> To do:
Every line below that mentions the word "color" should be copied out.

> Records to process:
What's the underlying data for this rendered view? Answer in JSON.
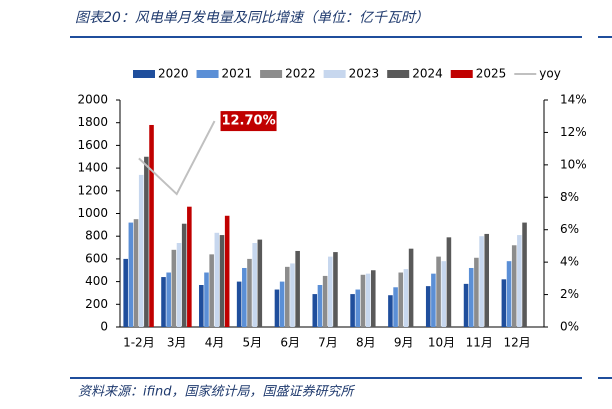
{
  "chart_data": {
    "type": "bar",
    "title": "图表20：风电单月发电量及同比增速（单位：亿千瓦时）",
    "source": "资料来源：ifind，国家统计局，国盛证券研究所",
    "categories": [
      "1-2月",
      "3月",
      "4月",
      "5月",
      "6月",
      "7月",
      "8月",
      "9月",
      "10月",
      "11月",
      "12月"
    ],
    "series": [
      {
        "name": "2020",
        "color": "#1f4e9c",
        "values": [
          600,
          440,
          370,
          400,
          330,
          290,
          290,
          280,
          360,
          380,
          420
        ]
      },
      {
        "name": "2021",
        "color": "#5b8fd6",
        "values": [
          920,
          480,
          480,
          520,
          400,
          370,
          330,
          350,
          470,
          520,
          580
        ]
      },
      {
        "name": "2022",
        "color": "#8c8c8c",
        "values": [
          950,
          680,
          640,
          600,
          530,
          450,
          460,
          480,
          620,
          610,
          720
        ]
      },
      {
        "name": "2023",
        "color": "#c7d7ee",
        "values": [
          1340,
          740,
          830,
          740,
          560,
          620,
          470,
          510,
          580,
          800,
          810
        ]
      },
      {
        "name": "2024",
        "color": "#595959",
        "values": [
          1500,
          910,
          810,
          770,
          670,
          660,
          500,
          690,
          790,
          820,
          920
        ]
      },
      {
        "name": "2025",
        "color": "#c00000",
        "values": [
          1780,
          1060,
          980,
          null,
          null,
          null,
          null,
          null,
          null,
          null,
          null
        ]
      },
      {
        "name": "yoy",
        "color": "#c0c0c0",
        "type": "line",
        "axis": "y2",
        "values": [
          10.4,
          8.2,
          12.7,
          null,
          null,
          null,
          null,
          null,
          null,
          null,
          null
        ],
        "value_labels": [
          null,
          null,
          "12.70%",
          null,
          null,
          null,
          null,
          null,
          null,
          null,
          null
        ]
      }
    ],
    "ylim": [
      0,
      2000
    ],
    "yticks": [
      0,
      200,
      400,
      600,
      800,
      1000,
      1200,
      1400,
      1600,
      1800,
      2000
    ],
    "y2lim": [
      0,
      14
    ],
    "y2ticks": [
      {
        "value": 0,
        "label": "0%"
      },
      {
        "value": 2,
        "label": "2%"
      },
      {
        "value": 4,
        "label": "4%"
      },
      {
        "value": 6,
        "label": "6%"
      },
      {
        "value": 8,
        "label": "8%"
      },
      {
        "value": 10,
        "label": "10%"
      },
      {
        "value": 12,
        "label": "12%"
      },
      {
        "value": 14,
        "label": "14%"
      }
    ],
    "legend": "top"
  }
}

> Task response:
        "color": "#1f4e9c",
        "color": "#5b8fd6",
        "color": "#8c8c8c",
        "color": "#c7d7ee",
        "color": "#595959",
        "color": "#c00000",
        "color": "#c0c0c0",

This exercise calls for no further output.